Objective. Repeat every line below exactly, word for word.

* Start Information supplied *

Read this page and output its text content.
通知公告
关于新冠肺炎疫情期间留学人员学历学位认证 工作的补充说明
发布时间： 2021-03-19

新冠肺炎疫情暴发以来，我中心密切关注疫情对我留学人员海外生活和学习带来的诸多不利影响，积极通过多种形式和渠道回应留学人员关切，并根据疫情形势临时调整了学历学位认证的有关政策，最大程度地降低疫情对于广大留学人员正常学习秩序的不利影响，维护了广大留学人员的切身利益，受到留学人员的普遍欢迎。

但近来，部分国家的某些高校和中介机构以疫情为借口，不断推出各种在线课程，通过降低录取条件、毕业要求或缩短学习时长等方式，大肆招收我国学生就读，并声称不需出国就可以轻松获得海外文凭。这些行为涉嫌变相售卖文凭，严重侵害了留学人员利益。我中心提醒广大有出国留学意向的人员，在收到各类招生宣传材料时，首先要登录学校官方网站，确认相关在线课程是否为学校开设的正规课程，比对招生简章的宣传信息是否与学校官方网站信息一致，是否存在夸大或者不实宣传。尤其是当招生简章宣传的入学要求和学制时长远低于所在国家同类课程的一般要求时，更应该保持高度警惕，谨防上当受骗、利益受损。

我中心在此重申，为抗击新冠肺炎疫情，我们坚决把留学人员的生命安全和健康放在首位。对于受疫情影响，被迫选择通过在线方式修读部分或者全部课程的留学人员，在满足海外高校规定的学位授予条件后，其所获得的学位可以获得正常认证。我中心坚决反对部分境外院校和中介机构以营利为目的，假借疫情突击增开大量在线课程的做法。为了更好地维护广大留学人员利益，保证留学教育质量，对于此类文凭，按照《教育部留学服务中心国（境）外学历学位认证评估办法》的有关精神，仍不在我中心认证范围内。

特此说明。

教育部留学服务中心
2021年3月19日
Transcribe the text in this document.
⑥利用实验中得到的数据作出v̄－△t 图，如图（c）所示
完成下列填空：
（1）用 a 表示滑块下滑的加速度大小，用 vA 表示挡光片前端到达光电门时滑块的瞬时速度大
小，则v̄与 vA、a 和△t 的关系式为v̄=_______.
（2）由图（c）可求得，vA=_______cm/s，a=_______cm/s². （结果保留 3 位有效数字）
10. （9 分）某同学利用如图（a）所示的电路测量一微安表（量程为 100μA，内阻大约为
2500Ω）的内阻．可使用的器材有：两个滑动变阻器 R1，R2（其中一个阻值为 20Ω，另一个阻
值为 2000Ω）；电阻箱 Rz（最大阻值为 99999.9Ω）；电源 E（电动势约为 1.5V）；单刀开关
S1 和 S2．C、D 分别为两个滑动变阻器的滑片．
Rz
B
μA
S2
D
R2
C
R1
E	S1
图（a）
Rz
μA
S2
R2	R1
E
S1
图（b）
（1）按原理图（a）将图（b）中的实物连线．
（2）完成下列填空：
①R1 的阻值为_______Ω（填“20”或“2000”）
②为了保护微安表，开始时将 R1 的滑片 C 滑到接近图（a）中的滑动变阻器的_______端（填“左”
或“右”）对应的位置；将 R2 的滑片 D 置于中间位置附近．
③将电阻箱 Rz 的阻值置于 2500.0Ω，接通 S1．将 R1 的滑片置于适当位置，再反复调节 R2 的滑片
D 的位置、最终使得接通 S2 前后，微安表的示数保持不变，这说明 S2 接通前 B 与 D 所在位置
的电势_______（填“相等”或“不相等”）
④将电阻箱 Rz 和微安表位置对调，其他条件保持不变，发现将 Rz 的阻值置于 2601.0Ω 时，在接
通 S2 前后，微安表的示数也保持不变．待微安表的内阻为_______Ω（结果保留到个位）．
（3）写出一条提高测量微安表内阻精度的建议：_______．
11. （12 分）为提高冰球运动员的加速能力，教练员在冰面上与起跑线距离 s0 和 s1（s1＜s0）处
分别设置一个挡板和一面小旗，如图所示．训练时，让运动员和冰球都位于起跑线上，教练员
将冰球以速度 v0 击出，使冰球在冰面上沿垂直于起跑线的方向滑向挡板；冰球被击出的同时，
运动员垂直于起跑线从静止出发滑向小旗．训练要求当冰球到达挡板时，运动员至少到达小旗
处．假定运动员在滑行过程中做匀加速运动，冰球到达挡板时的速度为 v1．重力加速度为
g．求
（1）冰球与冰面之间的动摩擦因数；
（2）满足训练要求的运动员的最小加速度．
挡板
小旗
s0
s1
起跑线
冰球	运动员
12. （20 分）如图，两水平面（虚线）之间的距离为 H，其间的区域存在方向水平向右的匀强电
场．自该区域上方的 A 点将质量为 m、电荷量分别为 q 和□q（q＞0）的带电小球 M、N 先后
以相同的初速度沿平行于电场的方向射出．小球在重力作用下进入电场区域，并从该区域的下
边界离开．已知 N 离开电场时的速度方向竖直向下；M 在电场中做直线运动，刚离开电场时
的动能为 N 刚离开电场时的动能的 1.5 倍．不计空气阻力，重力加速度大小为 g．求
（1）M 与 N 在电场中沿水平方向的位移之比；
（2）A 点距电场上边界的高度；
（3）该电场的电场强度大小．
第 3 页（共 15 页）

* End Information supplied *

Finished task.
Read this page and output its text content.
通知公告
关于新冠肺炎疫情期间留学人员学历学位认证 工作的补充说明
发布时间： 2021-03-19

新冠肺炎疫情暴发以来，我中心密切关注疫情对我留学人员海外生活和学习带来的诸多不利影响，积极通过多种形式和渠道回应留学人员关切，并根据疫情形势临时调整了学历学位认证的有关政策，最大程度地降低疫情对于广大留学人员正常学习秩序的不利影响，维护了广大留学人员的切身利益，受到留学人员的普遍欢迎。

但近来，部分国家的某些高校和中介机构以疫情为借口，不断推出各种在线课程，通过降低录取条件、毕业要求或缩短学习时长等方式，大肆招收我国学生就读，并声称不需出国就可以轻松获得海外文凭。这些行为涉嫌变相售卖文凭，严重侵害了留学人员利益。我中心提醒广大有出国留学意向的人员，在收到各类招生宣传材料时，首先要登录学校官方网站，确认相关在线课程是否为学校开设的正规课程，比对招生简章的宣传信息是否与学校官方网站信息一致，是否存在夸大或者不实宣传。尤其是当招生简章宣传的入学要求和学制时长远低于所在国家同类课程的一般要求时，更应该保持高度警惕，谨防上当受骗、利益受损。

我中心在此重申，为抗击新冠肺炎疫情，我们坚决把留学人员的生命安全和健康放在首位。对于受疫情影响，被迫选择通过在线方式修读部分或者全部课程的留学人员，在满足海外高校规定的学位授予条件后，其所获得的学位可以获得正常认证。我中心坚决反对部分境外院校和中介机构以营利为目的，假借疫情突击增开大量在线课程的做法。为了更好地维护广大留学人员利益，保证留学教育质量，对于此类文凭，按照《教育部留学服务中心国（境）外学历学位认证评估办法》的有关精神，仍不在我中心认证范围内。

特此说明。

教育部留学服务中心
2021年3月19日
Transcribe the text in this document.
⑥利用实验中得到的数据作出v̄－△t 图，如图（c）所示
完成下列填空：
（1）用 a 表示滑块下滑的加速度大小，用 vA 表示挡光片前端到达光电门时滑块的瞬时速度大
小，则v̄与 vA、a 和△t 的关系式为v̄=_______.
（2）由图（c）可求得，vA=_______cm/s，a=_______cm/s². （结果保留 3 位有效数字）
10. （9 分）某同学利用如图（a）所示的电路测量一微安表（量程为 100μA，内阻大约为
2500Ω）的内阻．可使用的器材有：两个滑动变阻器 R1，R2（其中一个阻值为 20Ω，另一个阻
值为 2000Ω）；电阻箱 Rz（最大阻值为 99999.9Ω）；电源 E（电动势约为 1.5V）；单刀开关
S1 和 S2．C、D 分别为两个滑动变阻器的滑片．
Rz
B
μA
S2
D
R2
C
R1
E	S1
图（a）
Rz
μA
S2
R2	R1
E
S1
图（b）
（1）按原理图（a）将图（b）中的实物连线．
（2）完成下列填空：
①R1 的阻值为_______Ω（填“20”或“2000”）
②为了保护微安表，开始时将 R1 的滑片 C 滑到接近图（a）中的滑动变阻器的_______端（填“左”
或“右”）对应的位置；将 R2 的滑片 D 置于中间位置附近．
③将电阻箱 Rz 的阻值置于 2500.0Ω，接通 S1．将 R1 的滑片置于适当位置，再反复调节 R2 的滑片
D 的位置、最终使得接通 S2 前后，微安表的示数保持不变，这说明 S2 接通前 B 与 D 所在位置
的电势_______（填“相等”或“不相等”）
④将电阻箱 Rz 和微安表位置对调，其他条件保持不变，发现将 Rz 的阻值置于 2601.0Ω 时，在接
通 S2 前后，微安表的示数也保持不变．待微安表的内阻为_______Ω（结果保留到个位）．
（3）写出一条提高测量微安表内阻精度的建议：_______．
11. （12 分）为提高冰球运动员的加速能力，教练员在冰面上与起跑线距离 s0 和 s1（s1＜s0）处
分别设置一个挡板和一面小旗，如图所示．训练时，让运动员和冰球都位于起跑线上，教练员
将冰球以速度 v0 击出，使冰球在冰面上沿垂直于起跑线的方向滑向挡板；冰球被击出的同时，
运动员垂直于起跑线从静止出发滑向小旗．训练要求当冰球到达挡板时，运动员至少到达小旗
处．假定运动员在滑行过程中做匀加速运动，冰球到达挡板时的速度为 v1．重力加速度为
g．求
（1）冰球与冰面之间的动摩擦因数；
（2）满足训练要求的运动员的最小加速度．
挡板
小旗
s0
s1
起跑线
冰球	运动员
12. （20 分）如图，两水平面（虚线）之间的距离为 H，其间的区域存在方向水平向右的匀强电
场．自该区域上方的 A 点将质量为 m、电荷量分别为 q 和□q（q＞0）的带电小球 M、N 先后
以相同的初速度沿平行于电场的方向射出．小球在重力作用下进入电场区域，并从该区域的下
边界离开．已知 N 离开电场时的速度方向竖直向下；M 在电场中做直线运动，刚离开电场时
的动能为 N 刚离开电场时的动能的 1.5 倍．不计空气阻力，重力加速度大小为 g．求
（1）M 与 N 在电场中沿水平方向的位移之比；
（2）A 点距电场上边界的高度；
（3）该电场的电场强度大小．
第 3 页（共 15 页）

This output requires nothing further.